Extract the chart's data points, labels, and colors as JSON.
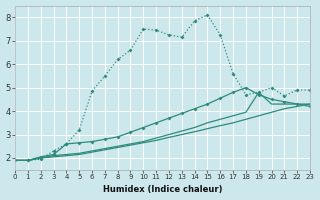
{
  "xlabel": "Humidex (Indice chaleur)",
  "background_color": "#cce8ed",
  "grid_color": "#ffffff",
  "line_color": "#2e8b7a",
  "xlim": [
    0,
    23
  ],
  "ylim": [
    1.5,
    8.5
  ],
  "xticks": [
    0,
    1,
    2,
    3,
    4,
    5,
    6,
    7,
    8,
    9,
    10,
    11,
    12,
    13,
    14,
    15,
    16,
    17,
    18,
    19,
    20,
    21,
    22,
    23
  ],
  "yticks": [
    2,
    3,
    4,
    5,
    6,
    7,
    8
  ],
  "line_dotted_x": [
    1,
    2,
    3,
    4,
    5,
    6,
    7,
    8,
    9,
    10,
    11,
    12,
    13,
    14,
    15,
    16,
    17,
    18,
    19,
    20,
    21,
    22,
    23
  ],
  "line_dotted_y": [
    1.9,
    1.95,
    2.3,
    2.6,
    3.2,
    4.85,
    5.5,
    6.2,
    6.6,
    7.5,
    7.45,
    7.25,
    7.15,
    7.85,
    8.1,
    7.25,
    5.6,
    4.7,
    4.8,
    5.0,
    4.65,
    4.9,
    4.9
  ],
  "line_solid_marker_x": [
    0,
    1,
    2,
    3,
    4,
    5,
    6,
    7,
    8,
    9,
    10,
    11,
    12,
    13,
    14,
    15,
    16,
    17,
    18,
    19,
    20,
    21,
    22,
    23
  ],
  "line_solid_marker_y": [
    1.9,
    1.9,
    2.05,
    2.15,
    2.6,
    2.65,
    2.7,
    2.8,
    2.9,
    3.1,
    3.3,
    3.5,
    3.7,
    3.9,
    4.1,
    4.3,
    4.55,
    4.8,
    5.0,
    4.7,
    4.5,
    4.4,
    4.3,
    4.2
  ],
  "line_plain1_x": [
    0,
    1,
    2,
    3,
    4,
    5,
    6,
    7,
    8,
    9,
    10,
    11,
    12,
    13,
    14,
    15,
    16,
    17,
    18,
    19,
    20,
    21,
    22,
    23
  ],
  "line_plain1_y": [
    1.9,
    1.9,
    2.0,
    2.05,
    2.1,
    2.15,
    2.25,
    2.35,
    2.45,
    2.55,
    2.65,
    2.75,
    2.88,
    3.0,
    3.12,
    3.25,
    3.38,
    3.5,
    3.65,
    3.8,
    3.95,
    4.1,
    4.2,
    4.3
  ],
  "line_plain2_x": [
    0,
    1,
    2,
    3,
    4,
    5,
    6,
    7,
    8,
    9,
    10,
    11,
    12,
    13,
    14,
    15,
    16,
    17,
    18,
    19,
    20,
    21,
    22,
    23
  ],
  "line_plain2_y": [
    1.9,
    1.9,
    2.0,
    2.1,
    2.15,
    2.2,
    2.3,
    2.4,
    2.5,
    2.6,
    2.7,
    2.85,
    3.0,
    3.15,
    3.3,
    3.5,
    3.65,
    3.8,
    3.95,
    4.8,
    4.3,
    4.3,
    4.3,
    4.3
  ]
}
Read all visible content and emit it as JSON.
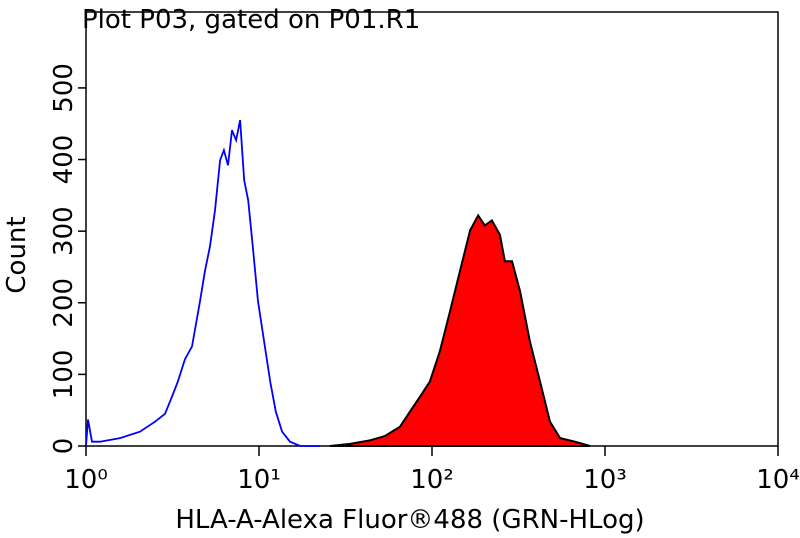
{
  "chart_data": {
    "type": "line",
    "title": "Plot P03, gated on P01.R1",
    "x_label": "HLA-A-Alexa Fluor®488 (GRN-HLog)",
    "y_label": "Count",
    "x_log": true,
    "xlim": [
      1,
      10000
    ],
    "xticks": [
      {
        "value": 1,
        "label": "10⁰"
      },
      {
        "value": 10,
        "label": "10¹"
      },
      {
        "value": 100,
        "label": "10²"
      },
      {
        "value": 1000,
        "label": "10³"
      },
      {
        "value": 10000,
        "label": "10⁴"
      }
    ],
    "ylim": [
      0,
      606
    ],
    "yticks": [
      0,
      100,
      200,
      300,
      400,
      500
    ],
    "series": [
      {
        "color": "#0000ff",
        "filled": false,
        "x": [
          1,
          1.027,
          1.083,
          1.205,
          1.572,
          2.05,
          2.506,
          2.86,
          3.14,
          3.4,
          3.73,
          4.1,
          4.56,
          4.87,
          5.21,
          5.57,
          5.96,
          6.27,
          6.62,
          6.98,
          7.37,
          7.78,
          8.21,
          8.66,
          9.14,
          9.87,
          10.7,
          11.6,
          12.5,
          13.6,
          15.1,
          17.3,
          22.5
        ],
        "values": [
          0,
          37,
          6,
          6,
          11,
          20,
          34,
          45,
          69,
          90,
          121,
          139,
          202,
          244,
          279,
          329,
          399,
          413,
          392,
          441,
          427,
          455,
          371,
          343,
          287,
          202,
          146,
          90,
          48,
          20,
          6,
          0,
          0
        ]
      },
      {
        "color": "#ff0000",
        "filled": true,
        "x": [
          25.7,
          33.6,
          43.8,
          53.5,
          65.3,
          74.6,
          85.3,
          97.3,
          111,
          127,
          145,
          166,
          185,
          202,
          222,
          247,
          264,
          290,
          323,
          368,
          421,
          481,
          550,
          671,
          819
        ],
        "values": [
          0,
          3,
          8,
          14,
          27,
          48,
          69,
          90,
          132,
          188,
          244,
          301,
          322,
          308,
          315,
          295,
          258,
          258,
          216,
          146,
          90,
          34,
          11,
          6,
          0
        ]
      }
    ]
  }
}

----------

Gather all lines from the records above in which "JSON" appears.

■ RESULT FOR THIS EXERCISE ■
Extract the chart's data points, labels, and colors as JSON.
Read all visible content and emit it as JSON.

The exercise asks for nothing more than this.